What you will do: Extract every line that contains the word "document".

## Begin Records for this exercise

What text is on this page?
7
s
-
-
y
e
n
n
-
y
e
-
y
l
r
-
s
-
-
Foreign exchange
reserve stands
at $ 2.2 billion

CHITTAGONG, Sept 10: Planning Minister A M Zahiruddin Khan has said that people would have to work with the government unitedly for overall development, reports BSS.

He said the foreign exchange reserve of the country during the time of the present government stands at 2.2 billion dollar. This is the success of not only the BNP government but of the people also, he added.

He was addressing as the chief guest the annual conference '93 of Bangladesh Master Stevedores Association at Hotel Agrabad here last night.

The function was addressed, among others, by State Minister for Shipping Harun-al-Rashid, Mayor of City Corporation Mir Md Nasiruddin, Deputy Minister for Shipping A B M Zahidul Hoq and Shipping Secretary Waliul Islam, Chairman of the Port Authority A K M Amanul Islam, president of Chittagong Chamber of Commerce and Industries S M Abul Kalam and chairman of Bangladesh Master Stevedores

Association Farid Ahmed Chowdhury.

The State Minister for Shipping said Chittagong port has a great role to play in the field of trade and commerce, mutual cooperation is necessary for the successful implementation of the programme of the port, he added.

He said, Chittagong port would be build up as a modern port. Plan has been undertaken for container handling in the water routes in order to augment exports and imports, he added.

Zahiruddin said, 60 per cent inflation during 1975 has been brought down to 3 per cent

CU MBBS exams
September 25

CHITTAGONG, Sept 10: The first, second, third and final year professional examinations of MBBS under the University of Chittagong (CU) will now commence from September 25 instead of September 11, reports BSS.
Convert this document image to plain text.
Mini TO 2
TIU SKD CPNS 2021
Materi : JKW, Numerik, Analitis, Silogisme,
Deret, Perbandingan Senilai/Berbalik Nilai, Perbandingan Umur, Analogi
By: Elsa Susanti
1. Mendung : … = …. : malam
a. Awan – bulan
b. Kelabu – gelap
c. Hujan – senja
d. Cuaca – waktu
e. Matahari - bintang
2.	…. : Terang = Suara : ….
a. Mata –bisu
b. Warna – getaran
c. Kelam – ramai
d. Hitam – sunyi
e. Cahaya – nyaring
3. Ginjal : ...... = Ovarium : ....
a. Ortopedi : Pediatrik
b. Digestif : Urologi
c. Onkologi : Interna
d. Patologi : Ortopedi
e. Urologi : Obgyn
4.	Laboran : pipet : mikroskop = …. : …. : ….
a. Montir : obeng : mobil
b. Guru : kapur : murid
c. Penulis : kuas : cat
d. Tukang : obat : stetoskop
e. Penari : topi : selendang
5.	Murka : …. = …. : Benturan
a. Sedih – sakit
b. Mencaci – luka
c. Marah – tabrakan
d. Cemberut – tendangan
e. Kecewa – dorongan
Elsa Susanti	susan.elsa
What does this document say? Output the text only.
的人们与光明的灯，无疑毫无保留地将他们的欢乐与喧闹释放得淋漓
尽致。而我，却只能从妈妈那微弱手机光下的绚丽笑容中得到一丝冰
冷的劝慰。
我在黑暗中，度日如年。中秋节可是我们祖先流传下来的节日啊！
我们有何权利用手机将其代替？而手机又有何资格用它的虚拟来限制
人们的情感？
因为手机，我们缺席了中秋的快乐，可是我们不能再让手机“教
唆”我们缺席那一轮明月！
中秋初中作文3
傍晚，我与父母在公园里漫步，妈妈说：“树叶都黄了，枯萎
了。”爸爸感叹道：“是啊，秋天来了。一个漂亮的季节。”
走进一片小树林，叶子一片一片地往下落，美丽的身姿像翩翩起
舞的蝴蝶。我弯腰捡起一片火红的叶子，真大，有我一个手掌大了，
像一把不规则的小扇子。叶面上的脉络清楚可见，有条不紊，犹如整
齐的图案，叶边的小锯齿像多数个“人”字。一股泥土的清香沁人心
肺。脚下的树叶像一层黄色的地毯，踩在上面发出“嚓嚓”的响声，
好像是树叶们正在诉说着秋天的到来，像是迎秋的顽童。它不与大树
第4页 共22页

## End Records for this exercise

Worked solution:
Convert this document image to plain text.
What does this document say? Output the text only.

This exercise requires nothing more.